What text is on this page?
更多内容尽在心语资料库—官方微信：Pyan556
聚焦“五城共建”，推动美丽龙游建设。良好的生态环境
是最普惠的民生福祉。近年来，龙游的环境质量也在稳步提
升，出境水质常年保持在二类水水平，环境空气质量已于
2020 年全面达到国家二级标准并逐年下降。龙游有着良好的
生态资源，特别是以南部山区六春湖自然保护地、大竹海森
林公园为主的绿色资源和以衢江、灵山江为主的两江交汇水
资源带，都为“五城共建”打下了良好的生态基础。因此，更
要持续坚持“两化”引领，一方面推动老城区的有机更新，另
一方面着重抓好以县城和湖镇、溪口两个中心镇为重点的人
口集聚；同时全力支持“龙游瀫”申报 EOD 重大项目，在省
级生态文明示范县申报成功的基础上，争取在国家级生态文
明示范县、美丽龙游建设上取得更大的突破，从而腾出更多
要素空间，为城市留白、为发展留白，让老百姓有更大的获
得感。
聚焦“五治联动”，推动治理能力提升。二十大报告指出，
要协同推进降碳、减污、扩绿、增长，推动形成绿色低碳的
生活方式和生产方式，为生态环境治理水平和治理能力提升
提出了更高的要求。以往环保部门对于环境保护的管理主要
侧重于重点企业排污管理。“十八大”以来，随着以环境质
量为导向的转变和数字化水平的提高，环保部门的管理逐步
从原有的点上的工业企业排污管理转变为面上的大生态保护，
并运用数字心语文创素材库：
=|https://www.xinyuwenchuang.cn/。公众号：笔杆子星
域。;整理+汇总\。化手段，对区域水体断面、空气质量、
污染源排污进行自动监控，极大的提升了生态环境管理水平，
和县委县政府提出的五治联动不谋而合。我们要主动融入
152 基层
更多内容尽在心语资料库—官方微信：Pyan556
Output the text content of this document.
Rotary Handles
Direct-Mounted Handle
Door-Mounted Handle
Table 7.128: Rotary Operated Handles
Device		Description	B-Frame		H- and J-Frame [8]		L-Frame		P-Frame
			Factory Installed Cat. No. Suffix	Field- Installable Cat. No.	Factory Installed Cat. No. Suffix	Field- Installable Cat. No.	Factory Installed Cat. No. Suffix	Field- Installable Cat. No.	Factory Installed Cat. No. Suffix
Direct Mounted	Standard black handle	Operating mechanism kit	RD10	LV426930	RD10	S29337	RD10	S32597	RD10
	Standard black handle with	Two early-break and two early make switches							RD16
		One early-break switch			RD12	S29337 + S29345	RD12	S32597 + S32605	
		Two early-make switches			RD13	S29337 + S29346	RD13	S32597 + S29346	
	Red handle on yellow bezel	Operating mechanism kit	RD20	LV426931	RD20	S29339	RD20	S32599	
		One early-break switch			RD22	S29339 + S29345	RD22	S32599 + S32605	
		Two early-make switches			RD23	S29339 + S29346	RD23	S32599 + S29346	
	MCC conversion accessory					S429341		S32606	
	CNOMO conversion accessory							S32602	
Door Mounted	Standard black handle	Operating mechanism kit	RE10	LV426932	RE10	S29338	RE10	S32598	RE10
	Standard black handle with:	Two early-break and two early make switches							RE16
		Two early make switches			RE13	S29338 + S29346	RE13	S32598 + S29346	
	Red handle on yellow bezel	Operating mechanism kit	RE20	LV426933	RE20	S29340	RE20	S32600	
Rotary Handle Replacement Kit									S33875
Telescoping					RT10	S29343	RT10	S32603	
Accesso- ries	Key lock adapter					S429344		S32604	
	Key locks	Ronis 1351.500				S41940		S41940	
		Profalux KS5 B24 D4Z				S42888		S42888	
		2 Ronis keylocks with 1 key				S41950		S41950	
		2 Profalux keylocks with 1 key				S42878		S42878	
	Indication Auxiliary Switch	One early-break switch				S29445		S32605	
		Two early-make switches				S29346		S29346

> Problem details: Give the count of lines containing "Operating", with no added text.

> Task output: 4